> _GIVEN PROBLEM_:
Gather, from the data below, each line in which the word "houses" occurs.

──────

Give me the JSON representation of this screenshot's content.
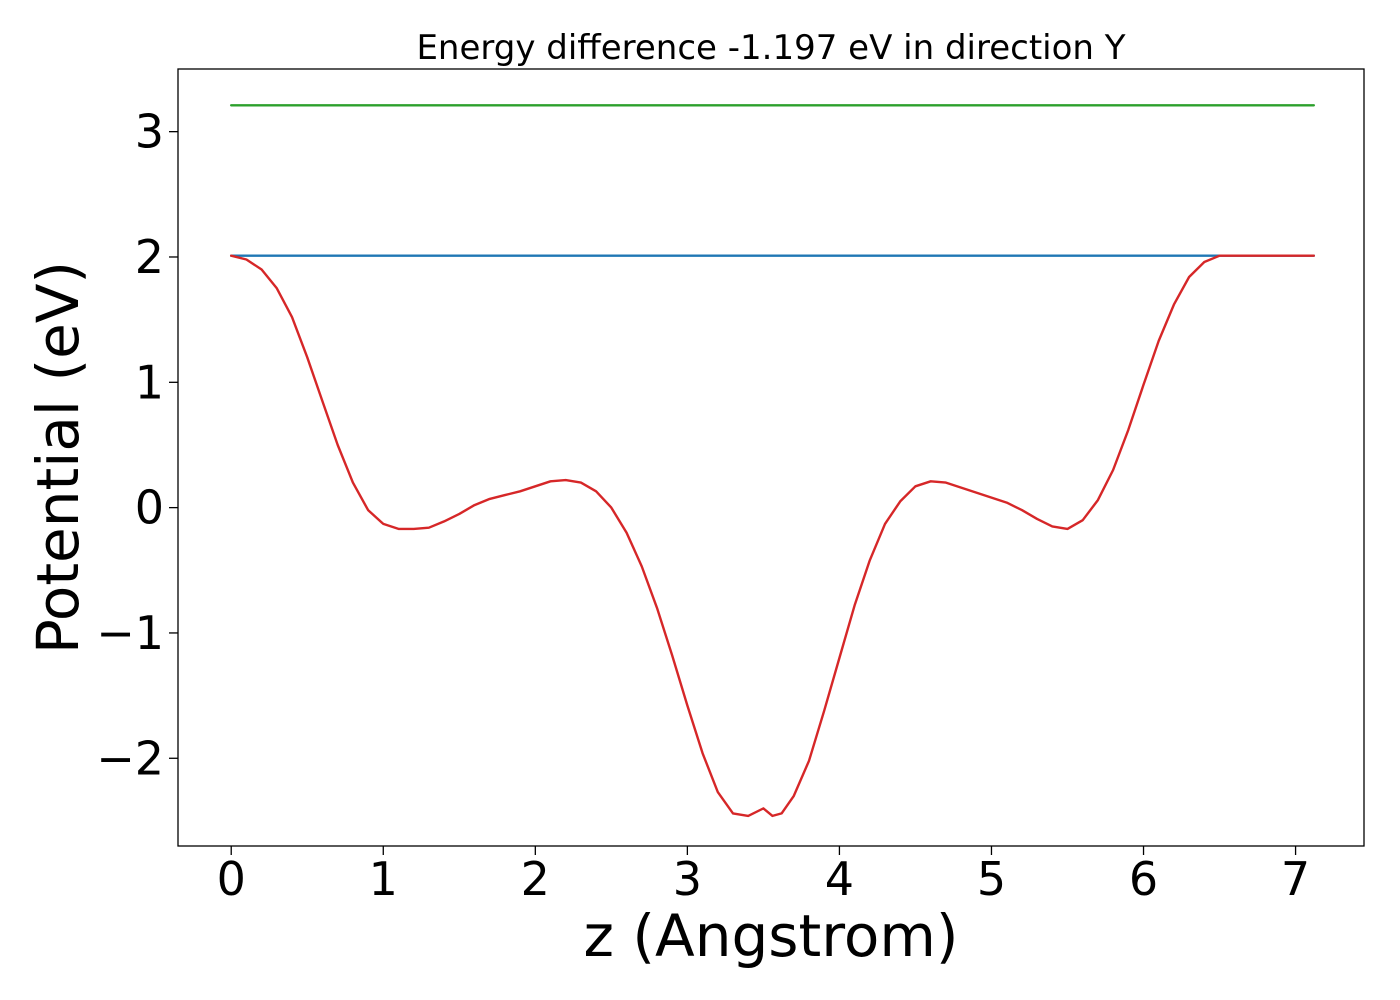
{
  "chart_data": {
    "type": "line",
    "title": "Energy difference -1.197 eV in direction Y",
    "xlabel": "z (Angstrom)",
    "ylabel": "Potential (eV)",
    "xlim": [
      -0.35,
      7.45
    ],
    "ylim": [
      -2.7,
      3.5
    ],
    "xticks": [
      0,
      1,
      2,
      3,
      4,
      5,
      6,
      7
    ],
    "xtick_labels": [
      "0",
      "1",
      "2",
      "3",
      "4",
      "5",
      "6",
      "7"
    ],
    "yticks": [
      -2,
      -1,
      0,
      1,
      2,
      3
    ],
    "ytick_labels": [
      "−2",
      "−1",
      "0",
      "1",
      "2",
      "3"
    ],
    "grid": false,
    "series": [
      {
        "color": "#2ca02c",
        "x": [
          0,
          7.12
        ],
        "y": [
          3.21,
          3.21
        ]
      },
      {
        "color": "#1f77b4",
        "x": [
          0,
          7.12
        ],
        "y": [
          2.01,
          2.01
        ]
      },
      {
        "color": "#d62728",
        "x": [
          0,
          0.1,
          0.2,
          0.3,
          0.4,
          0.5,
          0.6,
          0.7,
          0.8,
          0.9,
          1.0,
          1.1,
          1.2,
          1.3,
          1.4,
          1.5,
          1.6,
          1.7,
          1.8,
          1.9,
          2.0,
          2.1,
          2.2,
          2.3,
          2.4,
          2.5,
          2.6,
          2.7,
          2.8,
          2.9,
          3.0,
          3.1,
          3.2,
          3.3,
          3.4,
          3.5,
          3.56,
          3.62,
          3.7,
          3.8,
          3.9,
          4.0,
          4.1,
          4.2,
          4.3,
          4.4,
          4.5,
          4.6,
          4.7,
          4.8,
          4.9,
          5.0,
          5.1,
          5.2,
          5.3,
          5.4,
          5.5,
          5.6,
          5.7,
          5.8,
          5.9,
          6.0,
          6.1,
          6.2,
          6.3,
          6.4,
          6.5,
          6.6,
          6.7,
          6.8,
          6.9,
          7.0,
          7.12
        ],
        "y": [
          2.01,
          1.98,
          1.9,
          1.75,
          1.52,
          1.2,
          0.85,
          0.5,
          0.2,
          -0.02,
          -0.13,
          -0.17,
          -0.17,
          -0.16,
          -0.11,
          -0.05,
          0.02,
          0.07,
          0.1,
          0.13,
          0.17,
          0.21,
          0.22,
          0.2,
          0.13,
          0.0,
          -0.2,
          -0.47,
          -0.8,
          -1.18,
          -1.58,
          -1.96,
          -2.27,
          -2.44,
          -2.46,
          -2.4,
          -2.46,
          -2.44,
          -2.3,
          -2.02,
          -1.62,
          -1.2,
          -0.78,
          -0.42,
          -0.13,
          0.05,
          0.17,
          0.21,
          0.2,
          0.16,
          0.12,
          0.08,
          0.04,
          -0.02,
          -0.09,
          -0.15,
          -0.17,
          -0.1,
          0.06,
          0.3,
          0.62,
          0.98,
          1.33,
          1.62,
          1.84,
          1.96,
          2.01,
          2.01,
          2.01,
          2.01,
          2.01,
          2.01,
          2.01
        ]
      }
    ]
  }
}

──────

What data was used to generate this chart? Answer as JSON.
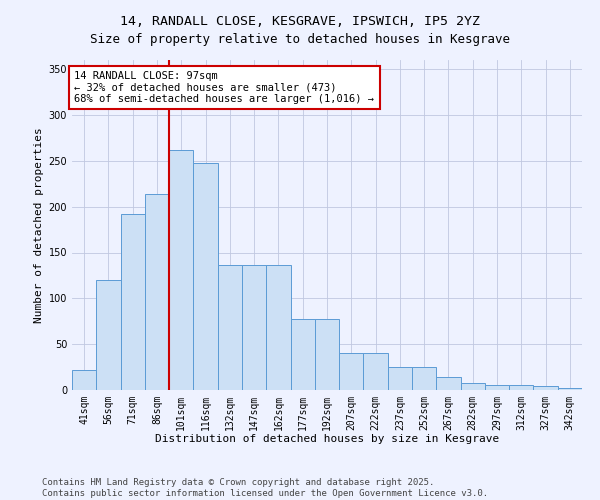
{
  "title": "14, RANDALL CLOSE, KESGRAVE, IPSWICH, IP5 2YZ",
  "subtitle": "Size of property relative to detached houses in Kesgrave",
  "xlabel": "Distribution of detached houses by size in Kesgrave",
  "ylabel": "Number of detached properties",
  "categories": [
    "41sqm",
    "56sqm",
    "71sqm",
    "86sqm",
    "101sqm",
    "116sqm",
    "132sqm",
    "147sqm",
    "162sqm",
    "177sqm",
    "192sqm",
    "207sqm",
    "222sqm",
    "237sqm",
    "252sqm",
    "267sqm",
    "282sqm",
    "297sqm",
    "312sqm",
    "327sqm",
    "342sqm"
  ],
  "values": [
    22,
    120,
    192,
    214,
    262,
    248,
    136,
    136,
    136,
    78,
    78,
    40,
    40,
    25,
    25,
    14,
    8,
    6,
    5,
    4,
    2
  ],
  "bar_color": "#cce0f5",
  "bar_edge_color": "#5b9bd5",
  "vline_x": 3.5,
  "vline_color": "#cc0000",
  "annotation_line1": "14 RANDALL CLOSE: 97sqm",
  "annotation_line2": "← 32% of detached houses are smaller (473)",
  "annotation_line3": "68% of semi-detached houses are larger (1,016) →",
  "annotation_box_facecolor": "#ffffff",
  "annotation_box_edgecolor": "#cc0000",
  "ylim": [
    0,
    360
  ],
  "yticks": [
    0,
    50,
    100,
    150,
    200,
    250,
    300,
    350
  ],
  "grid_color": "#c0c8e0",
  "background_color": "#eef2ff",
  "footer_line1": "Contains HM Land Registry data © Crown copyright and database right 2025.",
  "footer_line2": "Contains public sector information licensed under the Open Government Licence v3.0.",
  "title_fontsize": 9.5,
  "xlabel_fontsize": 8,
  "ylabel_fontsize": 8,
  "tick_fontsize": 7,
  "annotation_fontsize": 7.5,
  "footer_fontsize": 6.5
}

──────

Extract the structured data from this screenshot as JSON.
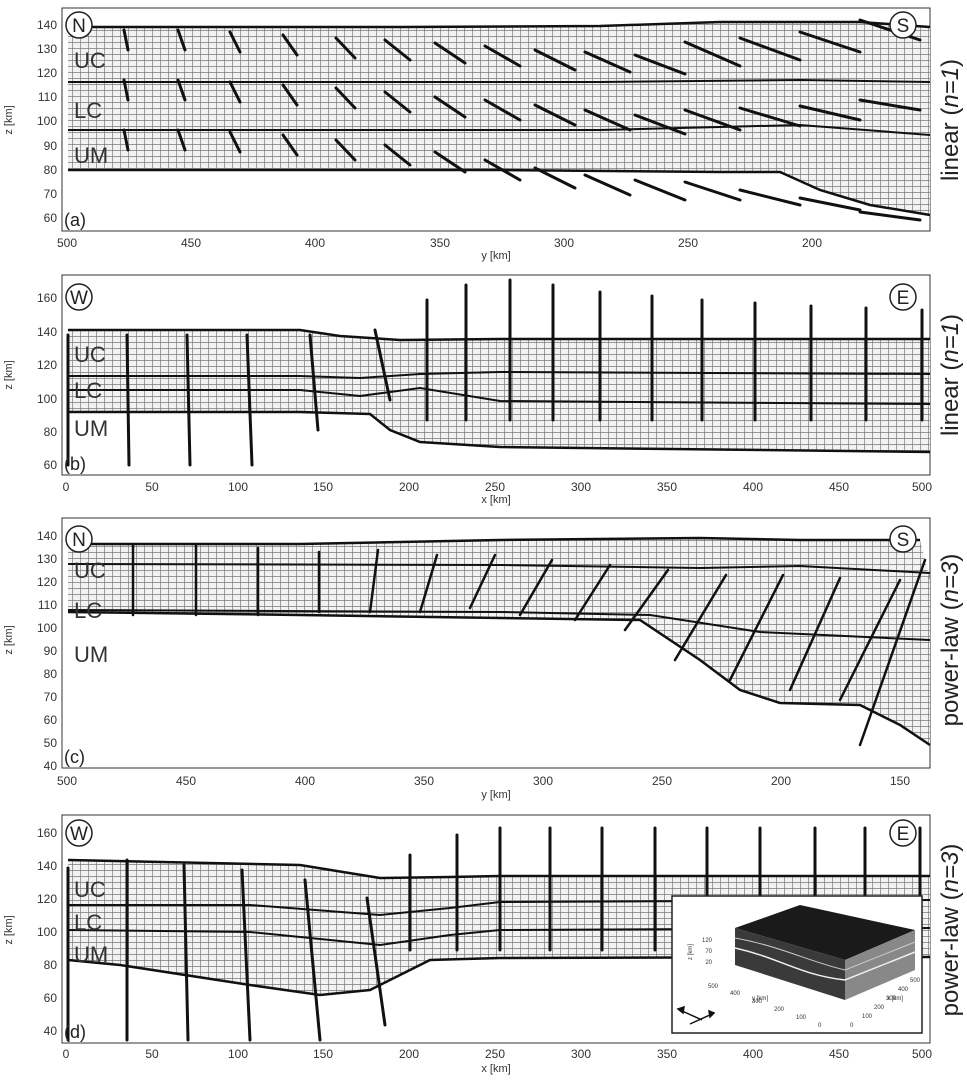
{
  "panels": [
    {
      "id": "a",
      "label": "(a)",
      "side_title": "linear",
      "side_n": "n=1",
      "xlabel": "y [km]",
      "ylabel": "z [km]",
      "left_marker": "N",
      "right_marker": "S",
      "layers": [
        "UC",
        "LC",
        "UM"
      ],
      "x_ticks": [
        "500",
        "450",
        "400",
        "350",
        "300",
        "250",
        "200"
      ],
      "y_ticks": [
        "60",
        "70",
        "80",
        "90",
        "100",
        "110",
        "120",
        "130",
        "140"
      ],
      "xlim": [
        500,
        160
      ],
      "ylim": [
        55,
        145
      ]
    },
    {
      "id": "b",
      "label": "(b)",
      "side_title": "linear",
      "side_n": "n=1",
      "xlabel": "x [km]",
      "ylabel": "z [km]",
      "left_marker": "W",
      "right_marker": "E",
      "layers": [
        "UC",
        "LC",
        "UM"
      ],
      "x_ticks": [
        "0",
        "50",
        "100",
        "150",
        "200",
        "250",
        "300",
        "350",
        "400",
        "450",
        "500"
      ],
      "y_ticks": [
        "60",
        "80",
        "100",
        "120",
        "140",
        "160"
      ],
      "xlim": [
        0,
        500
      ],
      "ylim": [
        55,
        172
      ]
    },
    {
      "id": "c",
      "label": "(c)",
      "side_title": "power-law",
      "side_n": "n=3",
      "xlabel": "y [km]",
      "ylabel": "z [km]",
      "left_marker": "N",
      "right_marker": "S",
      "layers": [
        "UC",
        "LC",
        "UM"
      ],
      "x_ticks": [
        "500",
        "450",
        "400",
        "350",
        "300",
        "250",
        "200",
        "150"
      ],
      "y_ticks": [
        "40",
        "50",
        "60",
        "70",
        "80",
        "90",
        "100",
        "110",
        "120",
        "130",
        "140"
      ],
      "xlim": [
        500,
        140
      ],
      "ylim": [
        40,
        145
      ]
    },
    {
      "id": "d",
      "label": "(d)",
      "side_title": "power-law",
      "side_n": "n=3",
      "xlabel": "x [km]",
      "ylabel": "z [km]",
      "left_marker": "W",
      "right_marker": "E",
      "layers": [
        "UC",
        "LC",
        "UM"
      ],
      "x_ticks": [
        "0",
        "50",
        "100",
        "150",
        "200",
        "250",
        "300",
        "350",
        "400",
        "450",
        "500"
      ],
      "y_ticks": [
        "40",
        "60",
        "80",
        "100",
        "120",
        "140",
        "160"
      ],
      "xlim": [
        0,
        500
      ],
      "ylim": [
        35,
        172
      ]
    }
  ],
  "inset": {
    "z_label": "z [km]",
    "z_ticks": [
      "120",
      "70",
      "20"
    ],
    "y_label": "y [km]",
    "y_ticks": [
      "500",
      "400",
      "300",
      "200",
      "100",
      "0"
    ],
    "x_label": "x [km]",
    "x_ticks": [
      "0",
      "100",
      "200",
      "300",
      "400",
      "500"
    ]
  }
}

──────

> _TASK OUTPUT_:
  "subtitle": "Size of property relative to detached houses in Kesgrave",
  "xlabel": "Distribution of detached houses by size in Kesgrave",
  "annotation_line2": "← 32% of detached houses are smaller (473)",
  "annotation_line3": "68% of semi-detached houses are larger (1,016) →",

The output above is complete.